Write the data below out exactly as it stands. Do not include the pictures.
--- START RECORDS PROVIDED ---
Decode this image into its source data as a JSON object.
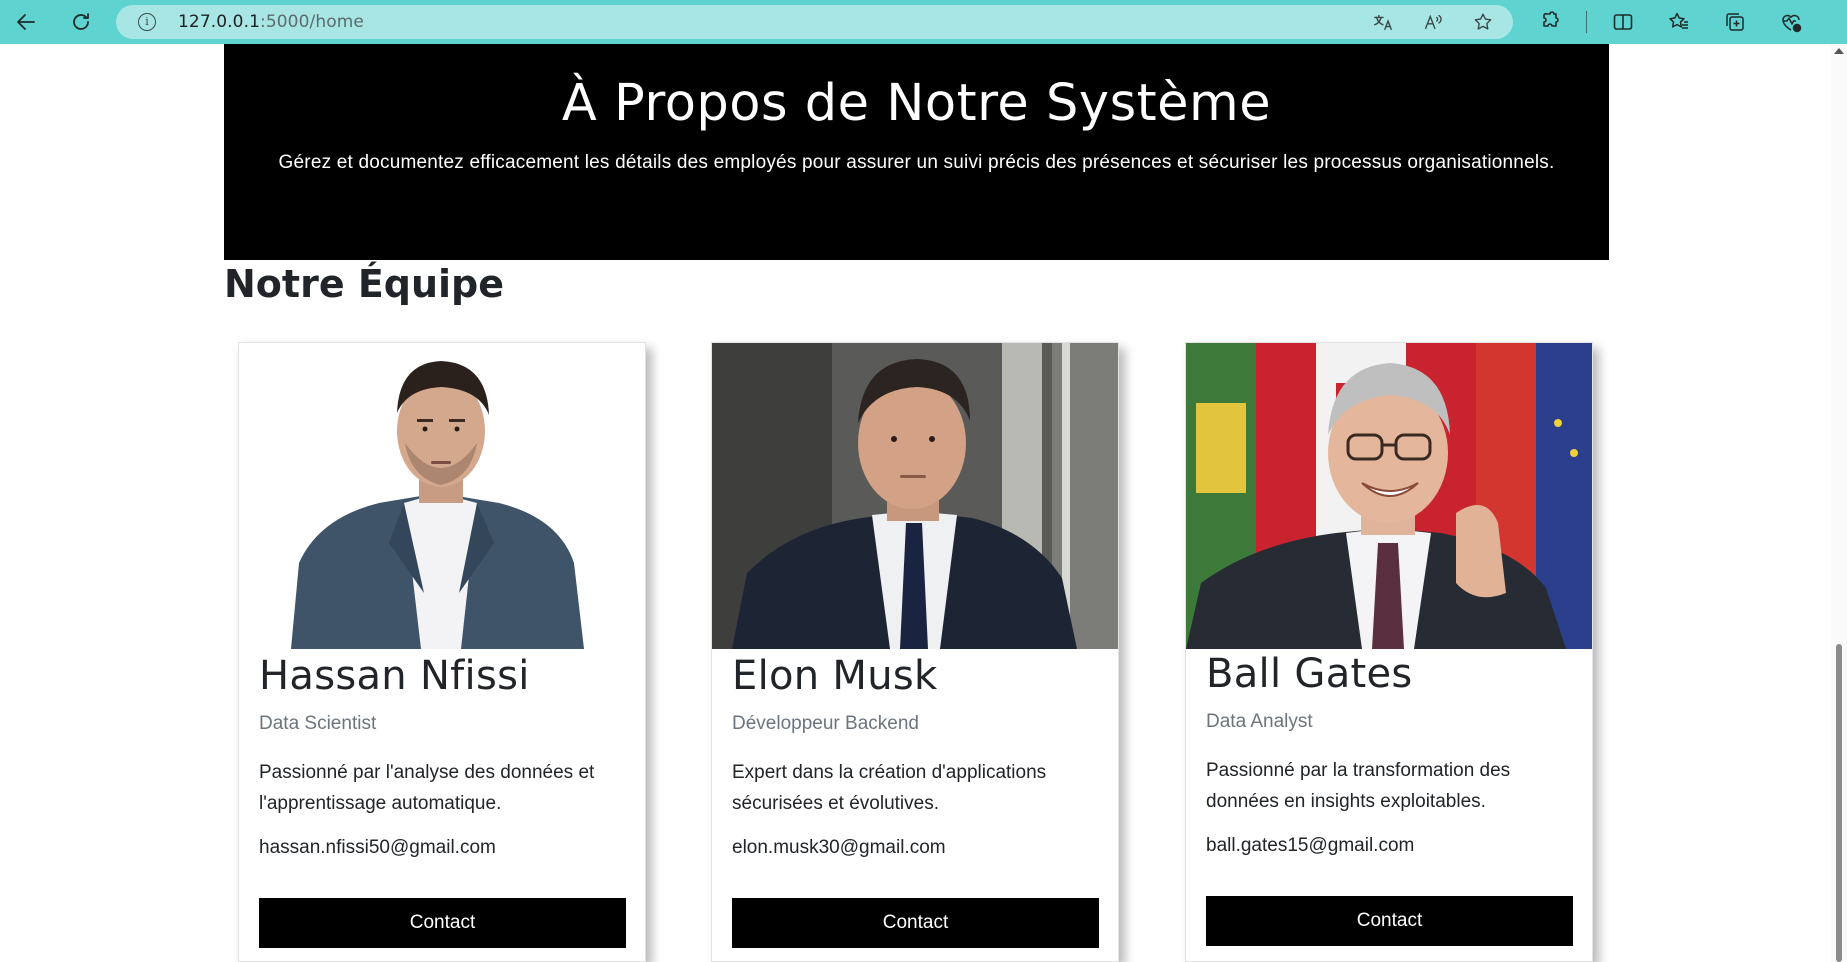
{
  "browser": {
    "url_host": "127.0.0.1",
    "url_path": ":5000/home"
  },
  "hero": {
    "title": "À Propos de Notre Système",
    "subtitle": "Gérez et documentez efficacement les détails des employés pour assurer un suivi précis des présences et sécuriser les processus organisationnels."
  },
  "team": {
    "heading": "Notre Équipe",
    "members": [
      {
        "name": "Hassan Nfissi",
        "role": "Data Scientist",
        "description": "Passionné par l'analyse des données et l'apprentissage automatique.",
        "email": "hassan.nfissi50@gmail.com",
        "button": "Contact"
      },
      {
        "name": "Elon Musk",
        "role": "Développeur Backend",
        "description": "Expert dans la création d'applications sécurisées et évolutives.",
        "email": "elon.musk30@gmail.com",
        "button": "Contact"
      },
      {
        "name": "Ball Gates",
        "role": "Data Analyst",
        "description": "Passionné par la transformation des données en insights exploitables.",
        "email": "ball.gates15@gmail.com",
        "button": "Contact"
      }
    ]
  },
  "colors": {
    "browser_bar": "#5fd3d0",
    "address_bar": "#a8e6e5",
    "hero_bg": "#000000",
    "button_bg": "#000000",
    "role_text": "#6c757d"
  },
  "icons": {
    "back": "back-arrow-icon",
    "reload": "reload-icon",
    "info": "info-icon",
    "read_aloud": "read-aloud-icon",
    "translate": "translate-icon",
    "favorite": "star-icon",
    "extensions": "puzzle-icon",
    "split_screen": "split-screen-icon",
    "favorites": "favorites-icon",
    "collections": "collections-icon",
    "browser_essentials": "heart-pulse-icon"
  }
}
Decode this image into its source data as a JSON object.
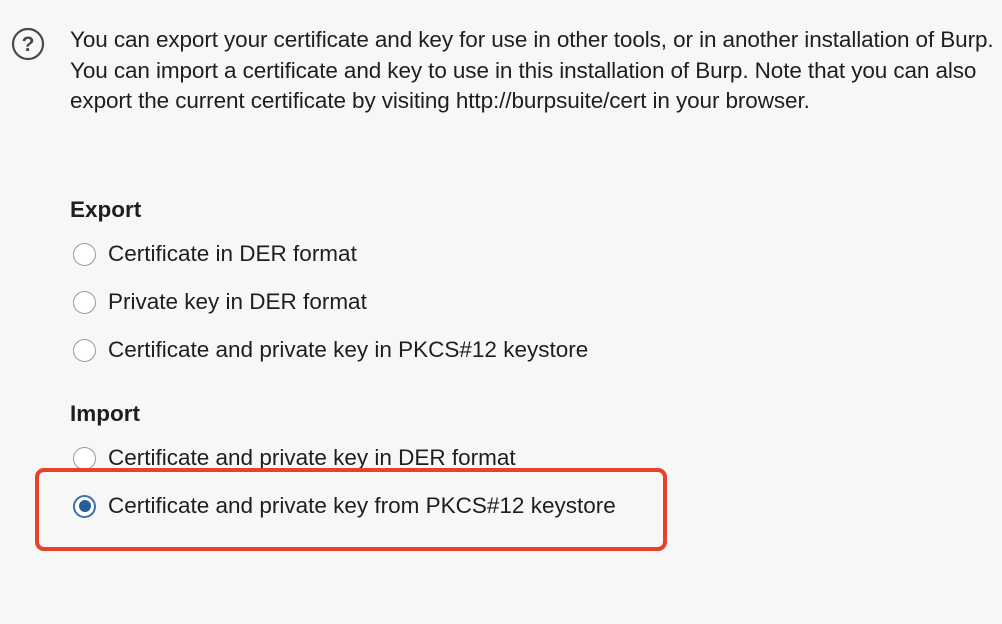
{
  "description": "You can export your certificate and key for use in other tools, or in another installation of Burp. You can import a certificate and key to use in this installation of Burp. Note that you can also export the current certificate by visiting http://burpsuite/cert in your browser.",
  "export": {
    "title": "Export",
    "options": [
      {
        "label": "Certificate in DER format",
        "selected": false
      },
      {
        "label": "Private key in DER format",
        "selected": false
      },
      {
        "label": "Certificate and private key in PKCS#12 keystore",
        "selected": false
      }
    ]
  },
  "import": {
    "title": "Import",
    "options": [
      {
        "label": "Certificate and private key in DER format",
        "selected": false
      },
      {
        "label": "Certificate and private key from PKCS#12 keystore",
        "selected": true
      }
    ]
  },
  "colors": {
    "highlight": "#e8412c",
    "radio_selected": "#2d5a98"
  },
  "icons": {
    "help": "help-icon"
  }
}
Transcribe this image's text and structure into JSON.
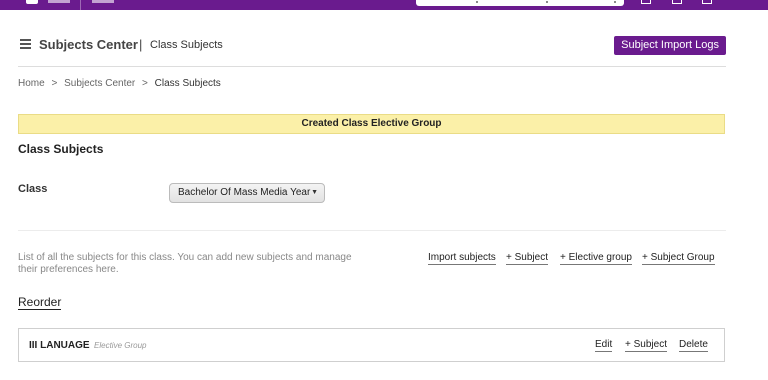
{
  "header": {
    "title": "Subjects Center",
    "divider": "|",
    "current": "Class Subjects",
    "import_logs_button": "Subject Import Logs"
  },
  "breadcrumb": {
    "items": [
      "Home",
      ">",
      "Subjects Center",
      ">",
      "Class Subjects"
    ]
  },
  "banner": {
    "message": "Created Class Elective Group"
  },
  "section": {
    "title": "Class Subjects"
  },
  "class_field": {
    "label": "Class",
    "selected": "Bachelor Of Mass Media Year",
    "arrow": "▼"
  },
  "actions": {
    "description": "List of all the subjects for this class. You can add new subjects and manage their preferences here.",
    "import_subjects": "Import subjects",
    "add_subject": "+ Subject",
    "add_elective_group": "+ Elective group",
    "add_subject_group": "+ Subject Group"
  },
  "reorder": {
    "label": "Reorder"
  },
  "groups": [
    {
      "name": "III LANUAGE",
      "type": "Elective Group",
      "edit": "Edit",
      "add_subject": "+ Subject",
      "delete": "Delete"
    }
  ],
  "colors": {
    "brand": "#6a1b8e",
    "banner_bg": "#fbf0a8"
  }
}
--- END RECORDS PROVIDED ---
RESPONSE TO THE EXERCISE ->
Decode this image into its source data as a JSON object.
{
  "browser": {
    "url_host": "127.0.0.1",
    "url_path": ":5000/home"
  },
  "hero": {
    "title": "À Propos de Notre Système",
    "subtitle": "Gérez et documentez efficacement les détails des employés pour assurer un suivi précis des présences et sécuriser les processus organisationnels."
  },
  "team": {
    "heading": "Notre Équipe",
    "members": [
      {
        "name": "Hassan Nfissi",
        "role": "Data Scientist",
        "description": "Passionné par l'analyse des données et l'apprentissage automatique.",
        "email": "hassan.nfissi50@gmail.com",
        "button": "Contact"
      },
      {
        "name": "Elon Musk",
        "role": "Développeur Backend",
        "description": "Expert dans la création d'applications sécurisées et évolutives.",
        "email": "elon.musk30@gmail.com",
        "button": "Contact"
      },
      {
        "name": "Ball Gates",
        "role": "Data Analyst",
        "description": "Passionné par la transformation des données en insights exploitables.",
        "email": "ball.gates15@gmail.com",
        "button": "Contact"
      }
    ]
  },
  "colors": {
    "browser_bar": "#5fd3d0",
    "address_bar": "#a8e6e5",
    "hero_bg": "#000000",
    "button_bg": "#000000",
    "role_text": "#6c757d"
  },
  "icons": {
    "back": "back-arrow-icon",
    "reload": "reload-icon",
    "info": "info-icon",
    "read_aloud": "read-aloud-icon",
    "translate": "translate-icon",
    "favorite": "star-icon",
    "extensions": "puzzle-icon",
    "split_screen": "split-screen-icon",
    "favorites": "favorites-icon",
    "collections": "collections-icon",
    "browser_essentials": "heart-pulse-icon"
  }
}
Decode this image into its source data as a JSON object.
{
  "description": "You can export your certificate and key for use in other tools, or in another installation of Burp. You can import a certificate and key to use in this installation of Burp. Note that you can also export the current certificate by visiting http://burpsuite/cert in your browser.",
  "export": {
    "title": "Export",
    "options": [
      {
        "label": "Certificate in DER format",
        "selected": false
      },
      {
        "label": "Private key in DER format",
        "selected": false
      },
      {
        "label": "Certificate and private key in PKCS#12 keystore",
        "selected": false
      }
    ]
  },
  "import": {
    "title": "Import",
    "options": [
      {
        "label": "Certificate and private key in DER format",
        "selected": false
      },
      {
        "label": "Certificate and private key from PKCS#12 keystore",
        "selected": true
      }
    ]
  },
  "colors": {
    "highlight": "#e8412c",
    "radio_selected": "#2d5a98"
  },
  "icons": {
    "help": "help-icon"
  }
}
Transcribe this image's text and structure into JSON.
{
  "header": {
    "title": "Subjects Center",
    "divider": "|",
    "current": "Class Subjects",
    "import_logs_button": "Subject Import Logs"
  },
  "breadcrumb": {
    "items": [
      "Home",
      ">",
      "Subjects Center",
      ">",
      "Class Subjects"
    ]
  },
  "banner": {
    "message": "Created Class Elective Group"
  },
  "section": {
    "title": "Class Subjects"
  },
  "class_field": {
    "label": "Class",
    "selected": "Bachelor Of Mass Media Year",
    "arrow": "▼"
  },
  "actions": {
    "description": "List of all the subjects for this class. You can add new subjects and manage their preferences here.",
    "import_subjects": "Import subjects",
    "add_subject": "+ Subject",
    "add_elective_group": "+ Elective group",
    "add_subject_group": "+ Subject Group"
  },
  "reorder": {
    "label": "Reorder"
  },
  "groups": [
    {
      "name": "III LANUAGE",
      "type": "Elective Group",
      "edit": "Edit",
      "add_subject": "+ Subject",
      "delete": "Delete"
    }
  ],
  "colors": {
    "brand": "#6a1b8e",
    "banner_bg": "#fbf0a8"
  }
}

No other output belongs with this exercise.